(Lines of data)
——

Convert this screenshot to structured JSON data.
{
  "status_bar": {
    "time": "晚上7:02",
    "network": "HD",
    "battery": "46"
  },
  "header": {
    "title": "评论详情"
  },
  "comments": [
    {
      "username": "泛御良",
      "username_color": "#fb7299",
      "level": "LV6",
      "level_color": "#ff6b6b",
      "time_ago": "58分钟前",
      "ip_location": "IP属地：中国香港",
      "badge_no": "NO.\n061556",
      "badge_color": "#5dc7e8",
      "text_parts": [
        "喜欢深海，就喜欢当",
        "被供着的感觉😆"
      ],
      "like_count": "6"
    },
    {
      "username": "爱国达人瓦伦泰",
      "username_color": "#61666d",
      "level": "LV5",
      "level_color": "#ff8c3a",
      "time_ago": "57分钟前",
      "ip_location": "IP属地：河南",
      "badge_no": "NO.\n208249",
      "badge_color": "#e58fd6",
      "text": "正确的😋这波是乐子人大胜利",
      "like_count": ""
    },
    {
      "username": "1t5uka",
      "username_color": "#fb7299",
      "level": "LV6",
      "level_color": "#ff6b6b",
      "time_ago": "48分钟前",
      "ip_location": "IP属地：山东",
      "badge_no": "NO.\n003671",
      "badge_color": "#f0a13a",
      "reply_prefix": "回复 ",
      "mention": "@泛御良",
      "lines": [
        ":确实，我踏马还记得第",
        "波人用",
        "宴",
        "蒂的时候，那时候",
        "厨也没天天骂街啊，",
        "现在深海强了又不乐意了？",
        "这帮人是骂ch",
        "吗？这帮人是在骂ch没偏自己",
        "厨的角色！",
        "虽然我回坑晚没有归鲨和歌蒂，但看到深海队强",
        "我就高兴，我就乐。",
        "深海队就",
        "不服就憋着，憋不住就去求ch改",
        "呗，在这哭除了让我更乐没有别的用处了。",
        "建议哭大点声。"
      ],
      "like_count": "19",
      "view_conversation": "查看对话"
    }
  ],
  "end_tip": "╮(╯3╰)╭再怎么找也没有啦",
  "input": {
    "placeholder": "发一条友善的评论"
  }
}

——

* [Prompt]
From the entries above, extract each line containing "IP属地".

* [Response]
      "ip_location": "IP属地：中国香港",
      "ip_location": "IP属地：河南",
      "ip_location": "IP属地：山东",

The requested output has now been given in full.